STATED TASK: Copy out each line exactly as it appears.

═══ GIVEN DATA

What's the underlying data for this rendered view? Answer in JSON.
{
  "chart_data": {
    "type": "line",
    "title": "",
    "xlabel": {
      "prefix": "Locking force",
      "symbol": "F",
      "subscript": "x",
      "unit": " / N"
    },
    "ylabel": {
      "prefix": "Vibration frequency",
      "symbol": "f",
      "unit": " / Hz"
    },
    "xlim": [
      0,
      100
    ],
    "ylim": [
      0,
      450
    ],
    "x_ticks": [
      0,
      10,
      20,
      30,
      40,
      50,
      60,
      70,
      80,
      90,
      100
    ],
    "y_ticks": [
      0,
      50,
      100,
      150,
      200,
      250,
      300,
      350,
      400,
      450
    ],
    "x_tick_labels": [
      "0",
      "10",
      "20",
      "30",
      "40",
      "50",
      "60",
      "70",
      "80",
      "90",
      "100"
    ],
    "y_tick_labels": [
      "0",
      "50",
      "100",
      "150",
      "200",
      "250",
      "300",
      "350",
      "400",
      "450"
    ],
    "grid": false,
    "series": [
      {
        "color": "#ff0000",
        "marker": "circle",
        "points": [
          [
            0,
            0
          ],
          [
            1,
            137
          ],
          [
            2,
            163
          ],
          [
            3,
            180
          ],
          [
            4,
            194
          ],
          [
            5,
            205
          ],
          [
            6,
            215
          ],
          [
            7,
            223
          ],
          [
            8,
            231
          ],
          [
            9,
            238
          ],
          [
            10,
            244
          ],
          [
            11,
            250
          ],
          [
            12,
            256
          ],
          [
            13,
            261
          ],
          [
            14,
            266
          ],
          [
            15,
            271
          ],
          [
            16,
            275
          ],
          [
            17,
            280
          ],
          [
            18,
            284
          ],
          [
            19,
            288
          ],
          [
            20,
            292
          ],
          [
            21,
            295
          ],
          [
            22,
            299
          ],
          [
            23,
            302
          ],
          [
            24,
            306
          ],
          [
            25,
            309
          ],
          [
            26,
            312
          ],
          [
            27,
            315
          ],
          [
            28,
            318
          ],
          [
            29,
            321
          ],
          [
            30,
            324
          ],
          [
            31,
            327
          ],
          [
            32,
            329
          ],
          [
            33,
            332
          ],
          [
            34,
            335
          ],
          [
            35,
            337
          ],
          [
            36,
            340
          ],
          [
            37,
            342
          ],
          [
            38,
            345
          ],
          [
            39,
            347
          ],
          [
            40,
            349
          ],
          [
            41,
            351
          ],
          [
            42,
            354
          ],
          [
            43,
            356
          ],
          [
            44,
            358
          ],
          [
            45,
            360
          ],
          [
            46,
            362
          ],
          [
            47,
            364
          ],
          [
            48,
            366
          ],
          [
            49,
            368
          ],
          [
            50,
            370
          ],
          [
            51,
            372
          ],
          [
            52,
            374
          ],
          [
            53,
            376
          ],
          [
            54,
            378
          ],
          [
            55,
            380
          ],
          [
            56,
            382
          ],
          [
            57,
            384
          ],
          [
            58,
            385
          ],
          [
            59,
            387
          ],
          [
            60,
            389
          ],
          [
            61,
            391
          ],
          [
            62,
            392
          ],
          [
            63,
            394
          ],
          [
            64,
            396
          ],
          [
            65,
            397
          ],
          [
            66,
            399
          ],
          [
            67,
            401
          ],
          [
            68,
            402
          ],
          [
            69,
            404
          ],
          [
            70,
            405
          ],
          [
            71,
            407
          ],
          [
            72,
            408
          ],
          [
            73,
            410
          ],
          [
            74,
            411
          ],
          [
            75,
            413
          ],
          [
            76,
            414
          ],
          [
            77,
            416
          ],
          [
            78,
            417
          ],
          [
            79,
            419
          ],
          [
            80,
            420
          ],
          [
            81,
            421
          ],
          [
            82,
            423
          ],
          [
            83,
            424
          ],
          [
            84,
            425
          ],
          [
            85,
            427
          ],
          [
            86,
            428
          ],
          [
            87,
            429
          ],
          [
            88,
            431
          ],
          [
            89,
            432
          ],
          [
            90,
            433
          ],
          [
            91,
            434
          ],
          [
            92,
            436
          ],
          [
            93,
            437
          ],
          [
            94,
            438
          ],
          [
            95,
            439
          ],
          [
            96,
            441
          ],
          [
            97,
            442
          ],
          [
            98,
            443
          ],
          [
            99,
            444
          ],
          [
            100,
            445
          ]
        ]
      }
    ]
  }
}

══════

TASK ANSWER:
What's the underlying data for this rendered view? Answer in JSON.
{
  "chart_data": {
    "type": "line",
    "title": "",
    "xlabel": {
      "prefix": "Locking force",
      "symbol": "F",
      "subscript": "x",
      "unit": " / N"
    },
    "ylabel": {
      "prefix": "Vibration frequency",
      "symbol": "f",
      "unit": " / Hz"
    },
    "xlim": [
      0,
      100
    ],
    "ylim": [
      0,
      450
    ],
    "x_ticks": [
      0,
      10,
      20,
      30,
      40,
      50,
      60,
      70,
      80,
      90,
      100
    ],
    "y_ticks": [
      0,
      50,
      100,
      150,
      200,
      250,
      300,
      350,
      400,
      450
    ],
    "x_tick_labels": [
      "0",
      "10",
      "20",
      "30",
      "40",
      "50",
      "60",
      "70",
      "80",
      "90",
      "100"
    ],
    "y_tick_labels": [
      "0",
      "50",
      "100",
      "150",
      "200",
      "250",
      "300",
      "350",
      "400",
      "450"
    ],
    "grid": false,
    "series": [
      {
        "color": "#ff0000",
        "marker": "circle",
        "points": [
          [
            0,
            0
          ],
          [
            1,
            137
          ],
          [
            2,
            163
          ],
          [
            3,
            180
          ],
          [
            4,
            194
          ],
          [
            5,
            205
          ],
          [
            6,
            215
          ],
          [
            7,
            223
          ],
          [
            8,
            231
          ],
          [
            9,
            238
          ],
          [
            10,
            244
          ],
          [
            11,
            250
          ],
          [
            12,
            256
          ],
          [
            13,
            261
          ],
          [
            14,
            266
          ],
          [
            15,
            271
          ],
          [
            16,
            275
          ],
          [
            17,
            280
          ],
          [
            18,
            284
          ],
          [
            19,
            288
          ],
          [
            20,
            292
          ],
          [
            21,
            295
          ],
          [
            22,
            299
          ],
          [
            23,
            302
          ],
          [
            24,
            306
          ],
          [
            25,
            309
          ],
          [
            26,
            312
          ],
          [
            27,
            315
          ],
          [
            28,
            318
          ],
          [
            29,
            321
          ],
          [
            30,
            324
          ],
          [
            31,
            327
          ],
          [
            32,
            329
          ],
          [
            33,
            332
          ],
          [
            34,
            335
          ],
          [
            35,
            337
          ],
          [
            36,
            340
          ],
          [
            37,
            342
          ],
          [
            38,
            345
          ],
          [
            39,
            347
          ],
          [
            40,
            349
          ],
          [
            41,
            351
          ],
          [
            42,
            354
          ],
          [
            43,
            356
          ],
          [
            44,
            358
          ],
          [
            45,
            360
          ],
          [
            46,
            362
          ],
          [
            47,
            364
          ],
          [
            48,
            366
          ],
          [
            49,
            368
          ],
          [
            50,
            370
          ],
          [
            51,
            372
          ],
          [
            52,
            374
          ],
          [
            53,
            376
          ],
          [
            54,
            378
          ],
          [
            55,
            380
          ],
          [
            56,
            382
          ],
          [
            57,
            384
          ],
          [
            58,
            385
          ],
          [
            59,
            387
          ],
          [
            60,
            389
          ],
          [
            61,
            391
          ],
          [
            62,
            392
          ],
          [
            63,
            394
          ],
          [
            64,
            396
          ],
          [
            65,
            397
          ],
          [
            66,
            399
          ],
          [
            67,
            401
          ],
          [
            68,
            402
          ],
          [
            69,
            404
          ],
          [
            70,
            405
          ],
          [
            71,
            407
          ],
          [
            72,
            408
          ],
          [
            73,
            410
          ],
          [
            74,
            411
          ],
          [
            75,
            413
          ],
          [
            76,
            414
          ],
          [
            77,
            416
          ],
          [
            78,
            417
          ],
          [
            79,
            419
          ],
          [
            80,
            420
          ],
          [
            81,
            421
          ],
          [
            82,
            423
          ],
          [
            83,
            424
          ],
          [
            84,
            425
          ],
          [
            85,
            427
          ],
          [
            86,
            428
          ],
          [
            87,
            429
          ],
          [
            88,
            431
          ],
          [
            89,
            432
          ],
          [
            90,
            433
          ],
          [
            91,
            434
          ],
          [
            92,
            436
          ],
          [
            93,
            437
          ],
          [
            94,
            438
          ],
          [
            95,
            439
          ],
          [
            96,
            441
          ],
          [
            97,
            442
          ],
          [
            98,
            443
          ],
          [
            99,
            444
          ],
          [
            100,
            445
          ]
        ]
      }
    ]
  }
}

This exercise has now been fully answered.